__Listed records__.
════════════════════

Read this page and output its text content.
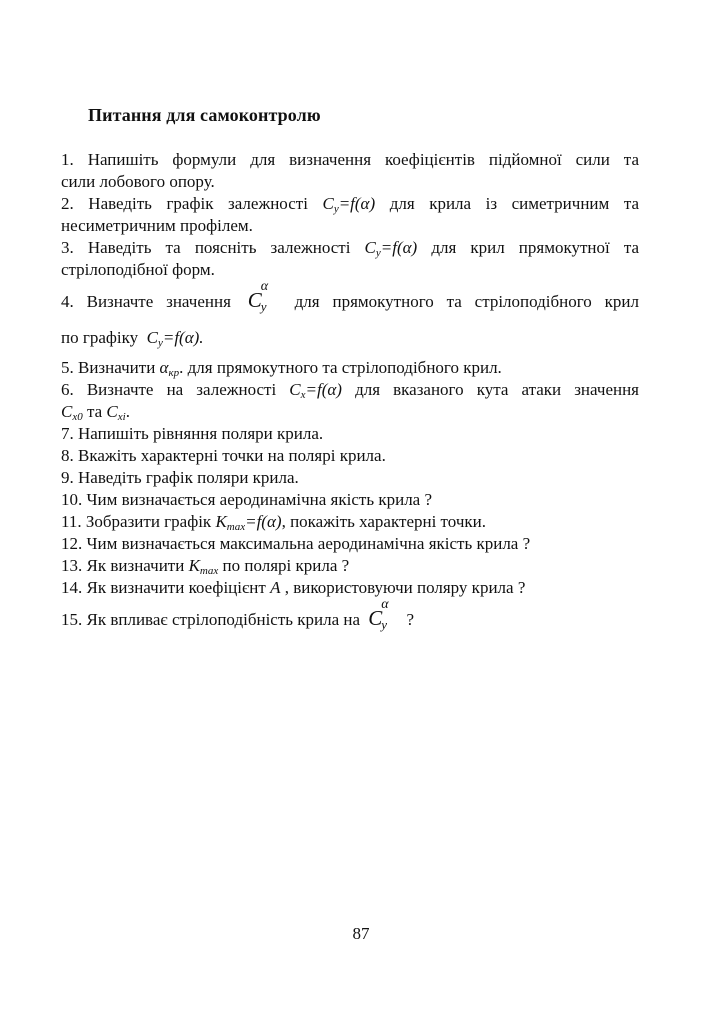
Питання для самоконтролю
1. Напишіть формули для визначення коефіцієнтів підйомної сили та
сили лобового опору.
2. Наведіть графік залежності $C_y=f(\alpha)$ для крила із симетричним та
несиметричним профілем.
3. Наведіть та поясніть залежності $C_y=f(\alpha)$ для крил прямокутної та
стрілоподібної форм.
4. Визначте значення C
α
y для прямокутного та стрілоподібного крил
по графіку $C_y=f(\alpha)$.
5. Визначити $\alpha_{кр}$. для прямокутного та стрілоподібного крил.
6. Визначте на залежності $C_x=f(\alpha)$ для вказаного кута атаки значення
$C_{x0}$ та $C_{xi}$.
7. Напишіть рівняння поляри крила.
8. Вкажіть характерні точки на полярі крила.
9. Наведіть графік поляри крила.
10. Чим визначається аеродинамічна якість крила ?
11. Зобразити графік $K_{max}=f(\alpha)$, покажіть характерні точки.
12. Чим визначається максимальна аеродинамічна якість крила ?
13. Як визначити $K_{max}$ по полярі крила ?
14. Як визначити коефіцієнт A , використовуючи поляру крила ?
15. Як впливає стрілоподібність крила на C
α
y ?
87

════════════════════

__Task brief__.
Reproduce the records above exactly, leaving out every picture they contain.

__Full output__.
Read this page and output its text content.
Питання для самоконтролю
1. Напишіть формули для визначення коефіцієнтів підйомної сили та
сили лобового опору.
2. Наведіть графік залежності $C_y=f(\alpha)$ для крила із симетричним та
несиметричним профілем.
3. Наведіть та поясніть залежності $C_y=f(\alpha)$ для крил прямокутної та
стрілоподібної форм.
4. Визначте значення C
α
y для прямокутного та стрілоподібного крил
по графіку $C_y=f(\alpha)$.
5. Визначити $\alpha_{кр}$. для прямокутного та стрілоподібного крил.
6. Визначте на залежності $C_x=f(\alpha)$ для вказаного кута атаки значення
$C_{x0}$ та $C_{xi}$.
7. Напишіть рівняння поляри крила.
8. Вкажіть характерні точки на полярі крила.
9. Наведіть графік поляри крила.
10. Чим визначається аеродинамічна якість крила ?
11. Зобразити графік $K_{max}=f(\alpha)$, покажіть характерні точки.
12. Чим визначається максимальна аеродинамічна якість крила ?
13. Як визначити $K_{max}$ по полярі крила ?
14. Як визначити коефіцієнт A , використовуючи поляру крила ?
15. Як впливає стрілоподібність крила на C
α
y ?
87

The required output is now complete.